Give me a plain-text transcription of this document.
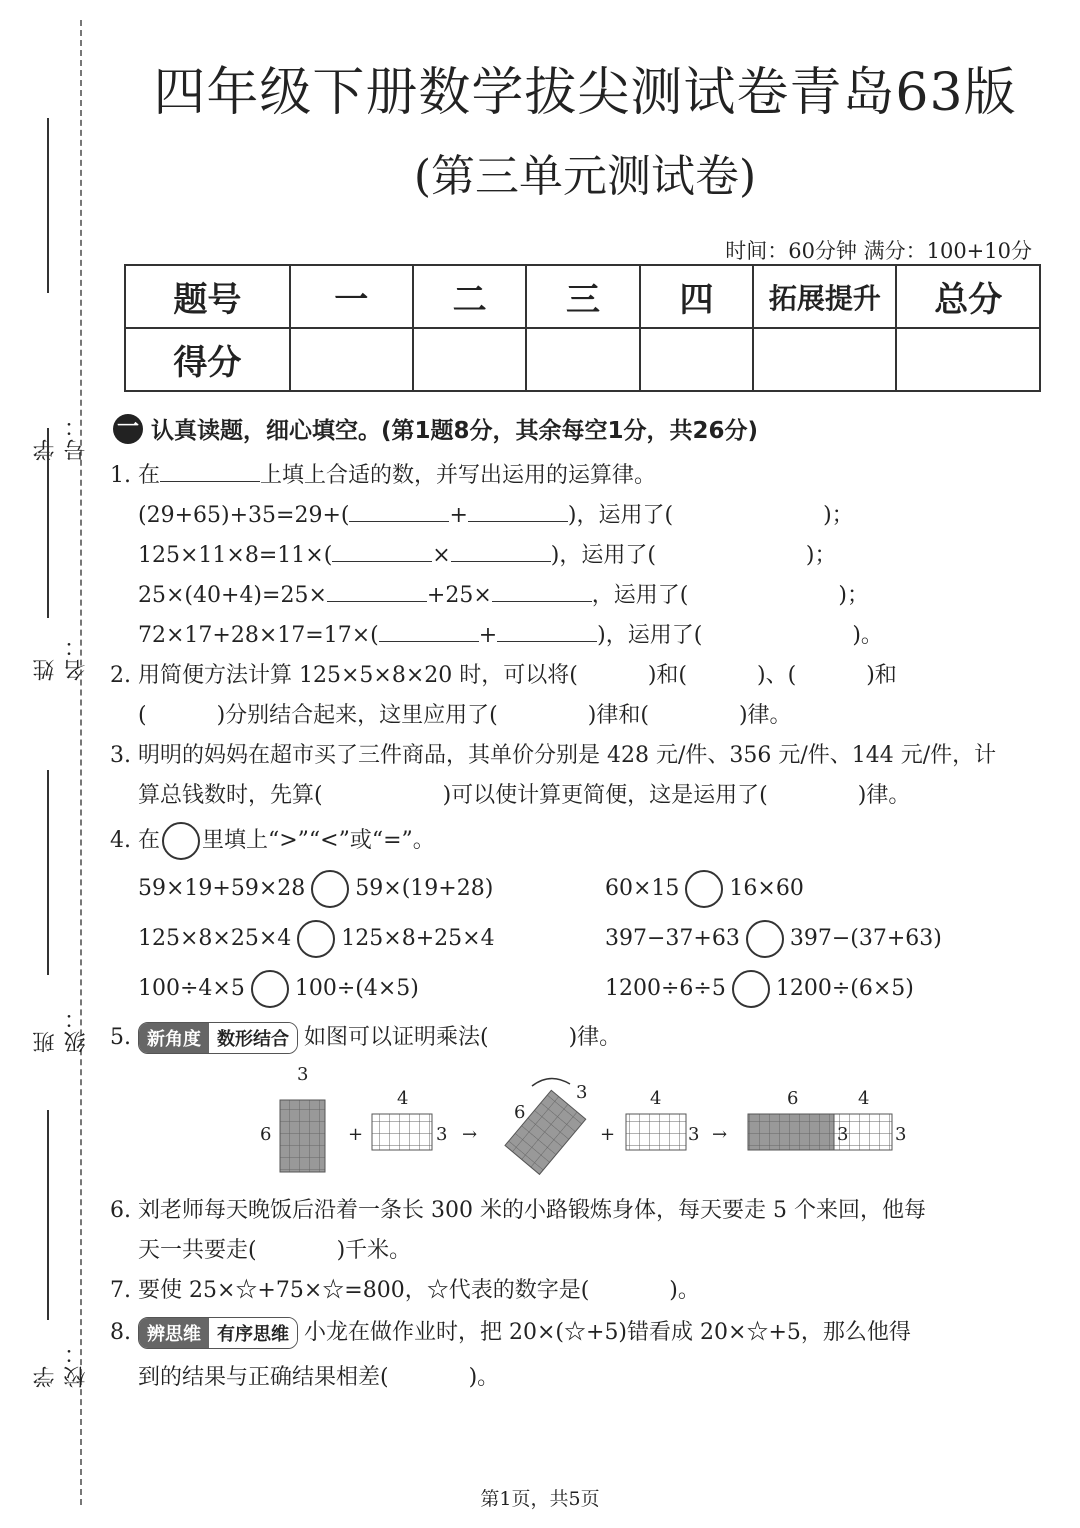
学号：
姓名：
班级：
学校：
四年级下册数学拔尖测试卷青岛63版
(第三单元测试卷)
时间：60分钟 满分：100+10分
题号	一	二	三	四	拓展提升	总分
得分						
一 认真读题，细心填空。(第1题8分，其余每空1分，共26分)
1. 在	上填上合适的数，并写出运用的运算律。
(29+65)+35=29+(	+	)，运用了(	)；
125×11×8=11×(	×	)，运用了(	)；
25×(40+4)=25×	+25×	，运用了(	)；
72×17+28×17=17×(	+	)，运用了(	)。
2. 用简便方法计算 125×5×8×20 时，可以将(	)和(	)、(	)和
(	)分别结合起来，这里应用了(	)律和(	)律。
3. 明明的妈妈在超市买了三件商品，其单价分别是 428 元/件、356 元/件、144 元/件，计
算总钱数时，先算(	)可以使计算更简便，这是运用了(	)律。
4. 在 里填上“>”“<”或“=”。
59×19+59×28 59×(19+28)	60×15 16×60
125×8×25×4 125×8+25×4	397−37+63 397−(37+63)
100÷4×5 100÷(4×5)	1200÷6÷5 1200÷(6×5)
5. 新角度 数形结合 如图可以证明乘法(	)律。
3
6	+
4
3 →
6
3
+
4
3 →
6	4
3	3
6. 刘老师每天晚饭后沿着一条长 300 米的小路锻炼身体，每天要走 5 个来回，他每
天一共要走(	)千米。
7. 要使 25×☆+75×☆=800，☆代表的数字是(	)。
8. 辨思维 有序思维 小龙在做作业时，把 20×(☆+5)错看成 20×☆+5，那么他得
到的结果与正确结果相差(	)。
第1页，共5页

|---|

#### [Objective]
All the material shown above is to be copied exactly, with no pictures carried over.

#### [Answer to the task]
Give me a plain-text transcription of this document.
学号：
姓名：
班级：
学校：
四年级下册数学拔尖测试卷青岛63版
(第三单元测试卷)
时间：60分钟 满分：100+10分
题号	一	二	三	四	拓展提升	总分
得分						
一 认真读题，细心填空。(第1题8分，其余每空1分，共26分)
1. 在	上填上合适的数，并写出运用的运算律。
(29+65)+35=29+(	+	)，运用了(	)；
125×11×8=11×(	×	)，运用了(	)；
25×(40+4)=25×	+25×	，运用了(	)；
72×17+28×17=17×(	+	)，运用了(	)。
2. 用简便方法计算 125×5×8×20 时，可以将(	)和(	)、(	)和
(	)分别结合起来，这里应用了(	)律和(	)律。
3. 明明的妈妈在超市买了三件商品，其单价分别是 428 元/件、356 元/件、144 元/件，计
算总钱数时，先算(	)可以使计算更简便，这是运用了(	)律。
4. 在 里填上“>”“<”或“=”。
59×19+59×28 59×(19+28)	60×15 16×60
125×8×25×4 125×8+25×4	397−37+63 397−(37+63)
100÷4×5 100÷(4×5)	1200÷6÷5 1200÷(6×5)
5. 新角度 数形结合 如图可以证明乘法(	)律。
3
6	+
4
3 →
6
3
+
4
3 →
6	4
3	3
6. 刘老师每天晚饭后沿着一条长 300 米的小路锻炼身体，每天要走 5 个来回，他每
天一共要走(	)千米。
7. 要使 25×☆+75×☆=800，☆代表的数字是(	)。
8. 辨思维 有序思维 小龙在做作业时，把 20×(☆+5)错看成 20×☆+5，那么他得
到的结果与正确结果相差(	)。
第1页，共5页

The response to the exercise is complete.